### DATA FOR THIS TASK ###
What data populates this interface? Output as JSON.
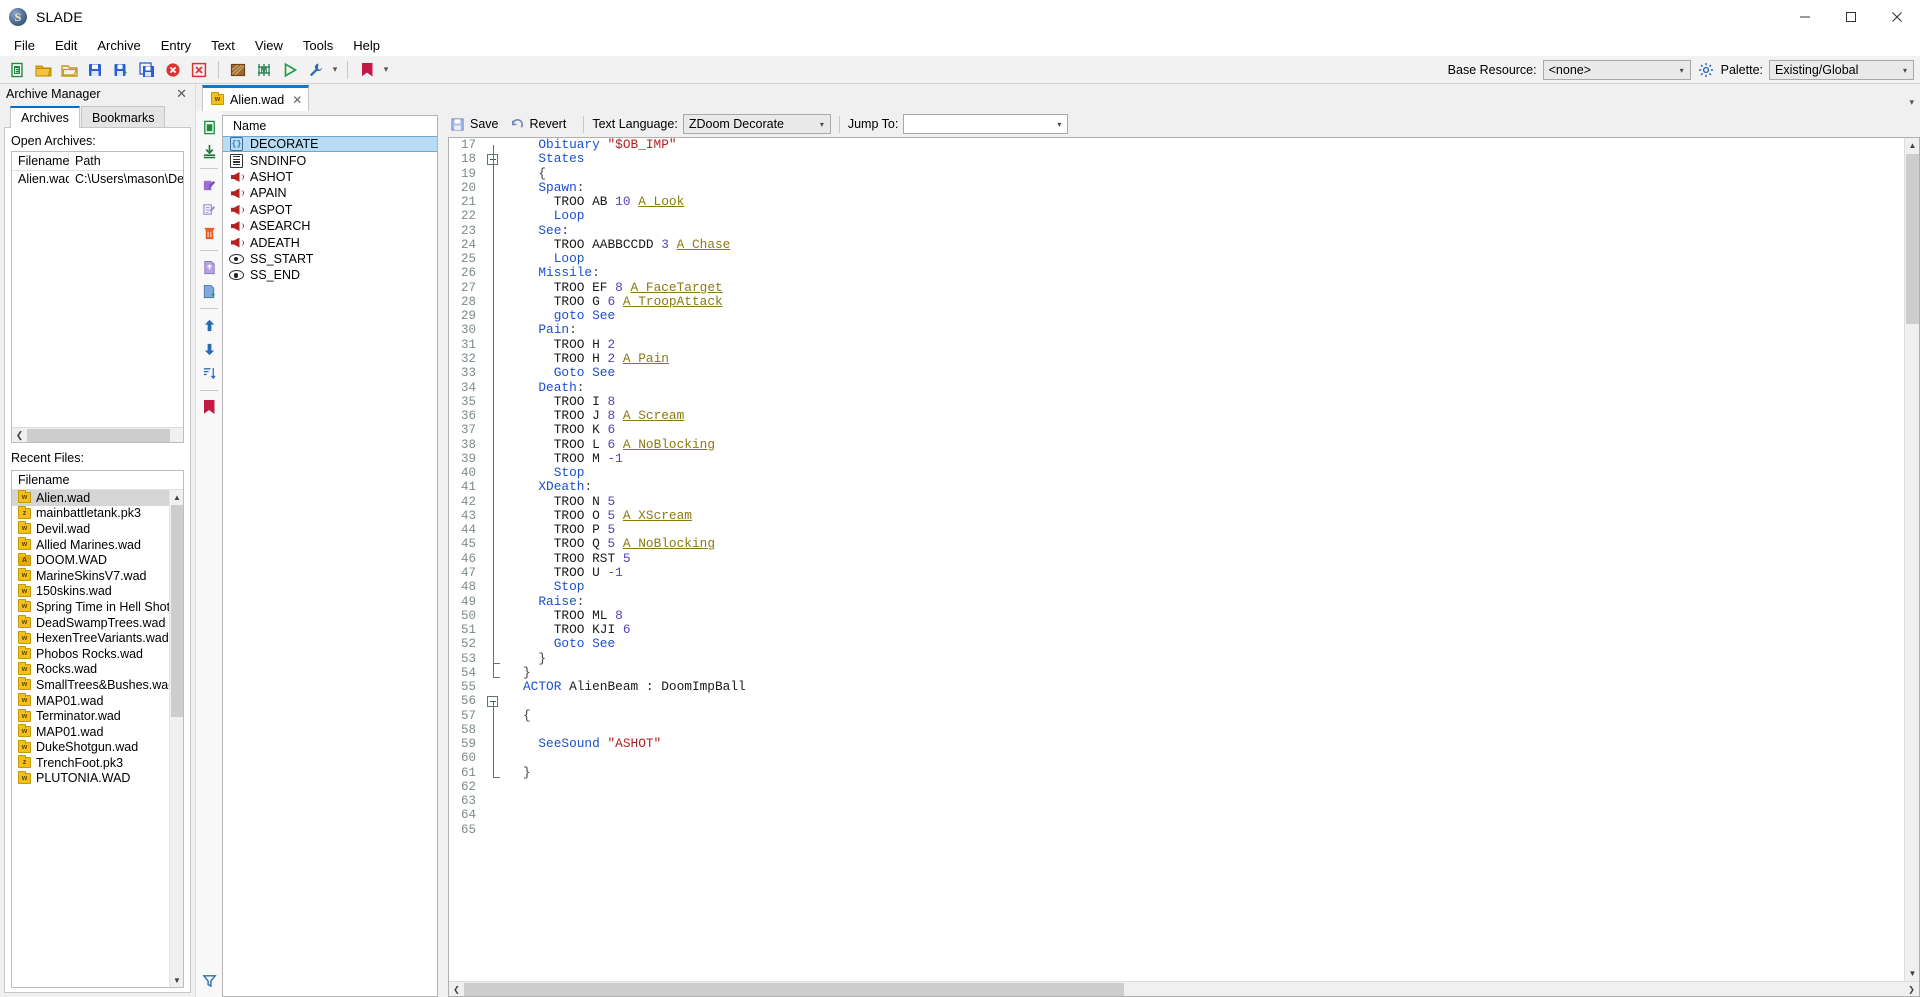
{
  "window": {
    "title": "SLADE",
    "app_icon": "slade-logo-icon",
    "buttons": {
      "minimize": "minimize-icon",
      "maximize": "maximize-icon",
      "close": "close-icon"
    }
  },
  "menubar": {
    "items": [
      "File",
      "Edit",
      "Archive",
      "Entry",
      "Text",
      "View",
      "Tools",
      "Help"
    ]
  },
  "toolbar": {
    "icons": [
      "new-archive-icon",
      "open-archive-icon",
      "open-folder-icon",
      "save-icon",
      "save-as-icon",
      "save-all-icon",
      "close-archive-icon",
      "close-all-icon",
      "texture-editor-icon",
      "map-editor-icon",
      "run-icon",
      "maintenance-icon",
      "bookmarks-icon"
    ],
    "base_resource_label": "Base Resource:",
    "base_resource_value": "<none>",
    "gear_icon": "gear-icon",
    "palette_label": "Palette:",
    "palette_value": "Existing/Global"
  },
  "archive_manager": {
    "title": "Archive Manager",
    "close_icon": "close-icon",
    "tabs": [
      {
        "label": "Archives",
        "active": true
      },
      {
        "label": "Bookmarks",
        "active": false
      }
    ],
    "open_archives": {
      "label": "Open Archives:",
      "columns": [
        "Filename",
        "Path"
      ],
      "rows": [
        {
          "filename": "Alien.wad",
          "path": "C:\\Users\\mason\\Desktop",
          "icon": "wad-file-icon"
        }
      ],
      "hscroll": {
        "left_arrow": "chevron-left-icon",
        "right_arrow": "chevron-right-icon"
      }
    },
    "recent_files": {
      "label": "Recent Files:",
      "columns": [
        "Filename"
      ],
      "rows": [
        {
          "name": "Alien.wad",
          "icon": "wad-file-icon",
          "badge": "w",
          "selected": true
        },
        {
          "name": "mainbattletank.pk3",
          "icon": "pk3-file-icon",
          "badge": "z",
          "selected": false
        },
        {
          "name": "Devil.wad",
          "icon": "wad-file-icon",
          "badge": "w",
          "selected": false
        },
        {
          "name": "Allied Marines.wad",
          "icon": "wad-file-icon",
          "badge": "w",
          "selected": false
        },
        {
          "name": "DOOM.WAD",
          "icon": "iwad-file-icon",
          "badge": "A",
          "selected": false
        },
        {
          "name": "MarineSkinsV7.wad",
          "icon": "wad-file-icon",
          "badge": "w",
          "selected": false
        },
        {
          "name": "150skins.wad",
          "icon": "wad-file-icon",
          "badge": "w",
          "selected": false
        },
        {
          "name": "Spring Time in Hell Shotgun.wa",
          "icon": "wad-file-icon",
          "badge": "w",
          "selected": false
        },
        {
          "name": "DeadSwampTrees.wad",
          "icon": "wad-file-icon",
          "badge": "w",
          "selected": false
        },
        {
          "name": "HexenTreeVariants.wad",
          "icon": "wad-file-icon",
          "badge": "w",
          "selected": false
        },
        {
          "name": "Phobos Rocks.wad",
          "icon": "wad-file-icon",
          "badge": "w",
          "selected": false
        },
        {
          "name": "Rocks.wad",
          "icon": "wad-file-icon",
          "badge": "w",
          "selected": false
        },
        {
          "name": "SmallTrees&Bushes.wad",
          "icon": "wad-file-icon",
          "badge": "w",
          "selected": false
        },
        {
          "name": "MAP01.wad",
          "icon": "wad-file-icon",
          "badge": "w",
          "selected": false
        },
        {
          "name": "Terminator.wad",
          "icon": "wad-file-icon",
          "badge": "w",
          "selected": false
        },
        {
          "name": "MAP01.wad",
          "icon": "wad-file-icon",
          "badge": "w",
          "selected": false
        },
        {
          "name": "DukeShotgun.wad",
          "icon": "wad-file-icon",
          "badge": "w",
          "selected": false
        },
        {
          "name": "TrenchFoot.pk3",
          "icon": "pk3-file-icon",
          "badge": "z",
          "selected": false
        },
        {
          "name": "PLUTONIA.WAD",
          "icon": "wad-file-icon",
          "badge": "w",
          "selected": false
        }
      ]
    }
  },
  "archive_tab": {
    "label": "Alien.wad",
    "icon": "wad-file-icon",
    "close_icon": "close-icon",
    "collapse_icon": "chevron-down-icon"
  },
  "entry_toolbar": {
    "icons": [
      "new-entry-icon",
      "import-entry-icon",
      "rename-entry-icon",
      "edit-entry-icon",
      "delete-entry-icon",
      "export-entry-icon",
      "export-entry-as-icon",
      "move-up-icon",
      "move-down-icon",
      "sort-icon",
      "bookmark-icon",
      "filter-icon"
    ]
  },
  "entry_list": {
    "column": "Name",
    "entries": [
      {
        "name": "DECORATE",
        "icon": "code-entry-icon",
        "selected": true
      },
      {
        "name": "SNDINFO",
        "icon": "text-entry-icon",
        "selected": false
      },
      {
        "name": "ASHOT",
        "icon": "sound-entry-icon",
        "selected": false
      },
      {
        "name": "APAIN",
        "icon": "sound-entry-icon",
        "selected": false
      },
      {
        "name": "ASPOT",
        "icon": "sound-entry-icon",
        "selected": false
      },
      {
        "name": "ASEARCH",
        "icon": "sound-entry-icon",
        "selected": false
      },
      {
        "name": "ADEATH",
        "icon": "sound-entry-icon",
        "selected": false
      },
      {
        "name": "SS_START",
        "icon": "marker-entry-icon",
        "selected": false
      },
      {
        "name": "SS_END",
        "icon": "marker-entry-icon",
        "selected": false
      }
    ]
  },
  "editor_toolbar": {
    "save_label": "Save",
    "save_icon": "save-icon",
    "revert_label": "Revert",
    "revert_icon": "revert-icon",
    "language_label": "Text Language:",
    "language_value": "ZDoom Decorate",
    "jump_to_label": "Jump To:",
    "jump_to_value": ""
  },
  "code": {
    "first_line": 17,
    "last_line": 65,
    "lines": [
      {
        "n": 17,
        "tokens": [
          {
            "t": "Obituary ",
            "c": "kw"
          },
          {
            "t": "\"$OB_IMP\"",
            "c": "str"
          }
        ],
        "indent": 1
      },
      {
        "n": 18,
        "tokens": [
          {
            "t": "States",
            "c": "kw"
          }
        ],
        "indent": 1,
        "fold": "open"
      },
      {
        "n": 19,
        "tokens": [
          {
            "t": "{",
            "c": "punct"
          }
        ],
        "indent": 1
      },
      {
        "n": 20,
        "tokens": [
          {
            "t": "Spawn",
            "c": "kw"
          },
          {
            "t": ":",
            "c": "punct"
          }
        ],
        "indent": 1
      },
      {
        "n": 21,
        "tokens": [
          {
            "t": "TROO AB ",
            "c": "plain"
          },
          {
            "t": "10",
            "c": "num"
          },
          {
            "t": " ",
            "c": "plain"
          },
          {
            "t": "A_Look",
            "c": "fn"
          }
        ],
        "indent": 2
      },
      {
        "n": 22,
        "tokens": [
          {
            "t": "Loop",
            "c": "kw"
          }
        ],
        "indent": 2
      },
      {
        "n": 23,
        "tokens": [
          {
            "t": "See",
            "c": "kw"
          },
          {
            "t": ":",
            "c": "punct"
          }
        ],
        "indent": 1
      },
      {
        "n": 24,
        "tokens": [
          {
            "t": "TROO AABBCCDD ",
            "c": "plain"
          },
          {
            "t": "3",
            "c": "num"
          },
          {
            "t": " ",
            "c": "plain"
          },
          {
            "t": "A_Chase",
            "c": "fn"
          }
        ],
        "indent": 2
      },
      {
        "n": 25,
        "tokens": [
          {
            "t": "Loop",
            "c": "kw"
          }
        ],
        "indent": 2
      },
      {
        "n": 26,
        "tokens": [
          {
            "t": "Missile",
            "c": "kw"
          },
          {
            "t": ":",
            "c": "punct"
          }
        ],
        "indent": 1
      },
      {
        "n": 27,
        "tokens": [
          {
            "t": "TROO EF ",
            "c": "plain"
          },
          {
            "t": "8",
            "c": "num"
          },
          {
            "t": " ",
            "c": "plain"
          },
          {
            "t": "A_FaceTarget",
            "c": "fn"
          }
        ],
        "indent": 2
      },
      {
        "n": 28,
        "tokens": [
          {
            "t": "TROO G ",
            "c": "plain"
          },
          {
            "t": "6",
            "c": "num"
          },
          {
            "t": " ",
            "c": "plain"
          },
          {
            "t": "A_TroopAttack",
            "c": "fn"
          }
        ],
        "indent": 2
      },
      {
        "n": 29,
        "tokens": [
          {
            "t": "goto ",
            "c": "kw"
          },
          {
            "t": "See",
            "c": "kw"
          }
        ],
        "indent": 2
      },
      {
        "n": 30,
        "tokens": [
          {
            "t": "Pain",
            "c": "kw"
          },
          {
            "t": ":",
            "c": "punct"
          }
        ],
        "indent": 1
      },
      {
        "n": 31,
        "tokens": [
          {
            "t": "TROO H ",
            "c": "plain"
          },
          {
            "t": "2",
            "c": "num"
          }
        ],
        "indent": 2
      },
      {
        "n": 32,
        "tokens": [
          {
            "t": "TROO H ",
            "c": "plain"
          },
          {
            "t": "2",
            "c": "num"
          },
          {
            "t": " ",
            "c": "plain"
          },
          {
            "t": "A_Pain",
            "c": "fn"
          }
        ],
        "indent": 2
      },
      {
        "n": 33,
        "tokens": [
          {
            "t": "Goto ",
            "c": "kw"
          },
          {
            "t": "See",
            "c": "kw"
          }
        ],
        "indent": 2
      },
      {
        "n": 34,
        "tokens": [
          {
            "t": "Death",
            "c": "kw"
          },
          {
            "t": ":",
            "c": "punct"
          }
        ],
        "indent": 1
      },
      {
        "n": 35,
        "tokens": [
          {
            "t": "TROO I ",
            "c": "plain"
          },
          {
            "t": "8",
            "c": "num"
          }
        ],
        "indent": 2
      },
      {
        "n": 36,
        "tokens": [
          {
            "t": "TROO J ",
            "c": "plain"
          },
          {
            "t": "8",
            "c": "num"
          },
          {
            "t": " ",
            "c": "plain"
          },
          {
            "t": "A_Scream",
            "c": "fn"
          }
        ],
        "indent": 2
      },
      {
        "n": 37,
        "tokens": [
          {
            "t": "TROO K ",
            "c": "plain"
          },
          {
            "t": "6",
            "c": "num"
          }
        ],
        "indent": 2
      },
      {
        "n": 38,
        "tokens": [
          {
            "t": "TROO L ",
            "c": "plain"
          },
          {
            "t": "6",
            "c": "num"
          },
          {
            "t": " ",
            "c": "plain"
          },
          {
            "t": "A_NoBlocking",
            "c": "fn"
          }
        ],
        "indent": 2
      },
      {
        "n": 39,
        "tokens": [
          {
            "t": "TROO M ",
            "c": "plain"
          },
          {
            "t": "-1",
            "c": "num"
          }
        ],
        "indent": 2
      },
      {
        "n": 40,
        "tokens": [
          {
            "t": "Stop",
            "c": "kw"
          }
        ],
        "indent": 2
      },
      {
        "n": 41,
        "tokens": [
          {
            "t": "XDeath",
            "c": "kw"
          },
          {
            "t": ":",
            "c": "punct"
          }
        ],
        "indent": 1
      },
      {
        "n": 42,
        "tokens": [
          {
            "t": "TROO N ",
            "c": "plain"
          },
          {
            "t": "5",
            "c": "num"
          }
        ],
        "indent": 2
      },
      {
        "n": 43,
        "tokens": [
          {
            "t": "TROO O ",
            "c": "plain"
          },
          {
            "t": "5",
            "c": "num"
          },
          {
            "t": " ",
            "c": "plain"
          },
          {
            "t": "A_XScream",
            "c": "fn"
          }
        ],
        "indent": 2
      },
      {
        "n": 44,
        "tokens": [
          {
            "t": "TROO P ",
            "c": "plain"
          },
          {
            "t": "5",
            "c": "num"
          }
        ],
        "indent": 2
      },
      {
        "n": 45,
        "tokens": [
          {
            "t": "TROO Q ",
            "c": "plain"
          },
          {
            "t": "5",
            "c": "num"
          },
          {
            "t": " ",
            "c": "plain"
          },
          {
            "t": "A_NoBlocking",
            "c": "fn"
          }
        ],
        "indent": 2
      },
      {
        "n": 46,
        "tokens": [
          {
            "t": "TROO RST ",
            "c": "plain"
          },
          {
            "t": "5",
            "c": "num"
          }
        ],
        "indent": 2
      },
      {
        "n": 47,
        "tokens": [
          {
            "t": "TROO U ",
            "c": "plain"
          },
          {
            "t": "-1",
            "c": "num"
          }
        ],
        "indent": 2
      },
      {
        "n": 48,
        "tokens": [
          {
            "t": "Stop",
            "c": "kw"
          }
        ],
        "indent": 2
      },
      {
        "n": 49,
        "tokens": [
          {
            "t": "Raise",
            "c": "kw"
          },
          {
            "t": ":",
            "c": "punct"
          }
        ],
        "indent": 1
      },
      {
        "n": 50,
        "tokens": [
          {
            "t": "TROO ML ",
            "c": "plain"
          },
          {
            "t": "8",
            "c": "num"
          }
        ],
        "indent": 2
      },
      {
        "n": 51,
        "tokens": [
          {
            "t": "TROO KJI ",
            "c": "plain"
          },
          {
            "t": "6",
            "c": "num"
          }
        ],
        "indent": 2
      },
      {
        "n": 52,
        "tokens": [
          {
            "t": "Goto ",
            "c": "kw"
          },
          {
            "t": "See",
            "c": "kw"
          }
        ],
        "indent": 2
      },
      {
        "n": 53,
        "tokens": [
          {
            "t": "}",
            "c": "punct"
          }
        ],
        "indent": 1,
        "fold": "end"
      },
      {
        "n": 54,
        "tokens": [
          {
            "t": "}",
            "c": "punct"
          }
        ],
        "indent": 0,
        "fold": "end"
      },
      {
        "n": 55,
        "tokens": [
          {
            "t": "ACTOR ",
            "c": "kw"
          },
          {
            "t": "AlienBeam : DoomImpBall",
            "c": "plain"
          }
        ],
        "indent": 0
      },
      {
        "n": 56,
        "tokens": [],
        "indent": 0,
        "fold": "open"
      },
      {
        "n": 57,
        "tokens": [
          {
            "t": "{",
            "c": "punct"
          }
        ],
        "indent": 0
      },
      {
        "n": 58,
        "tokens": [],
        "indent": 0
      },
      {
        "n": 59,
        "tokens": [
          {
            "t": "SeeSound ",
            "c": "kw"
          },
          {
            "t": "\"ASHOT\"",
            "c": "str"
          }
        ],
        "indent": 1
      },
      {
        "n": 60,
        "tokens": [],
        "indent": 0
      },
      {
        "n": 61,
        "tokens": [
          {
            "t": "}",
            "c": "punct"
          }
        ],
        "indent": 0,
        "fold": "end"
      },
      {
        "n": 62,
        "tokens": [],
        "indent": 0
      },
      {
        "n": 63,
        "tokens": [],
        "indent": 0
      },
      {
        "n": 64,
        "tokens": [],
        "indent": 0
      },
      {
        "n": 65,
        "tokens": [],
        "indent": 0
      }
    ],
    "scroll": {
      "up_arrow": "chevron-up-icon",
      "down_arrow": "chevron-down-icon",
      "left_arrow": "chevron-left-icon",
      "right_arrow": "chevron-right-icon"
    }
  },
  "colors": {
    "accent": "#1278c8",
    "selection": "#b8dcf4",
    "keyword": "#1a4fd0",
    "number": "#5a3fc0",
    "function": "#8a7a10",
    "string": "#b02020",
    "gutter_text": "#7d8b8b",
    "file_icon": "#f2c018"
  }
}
###
[GIVEN TASK]:
Identify the lines of the data that contain the word "down". Copy each of them.

[SOLUTION TO THE EXERCISE]:
    "collapse_icon": "chevron-down-icon"
      "move-down-icon",
      "down_arrow": "chevron-down-icon",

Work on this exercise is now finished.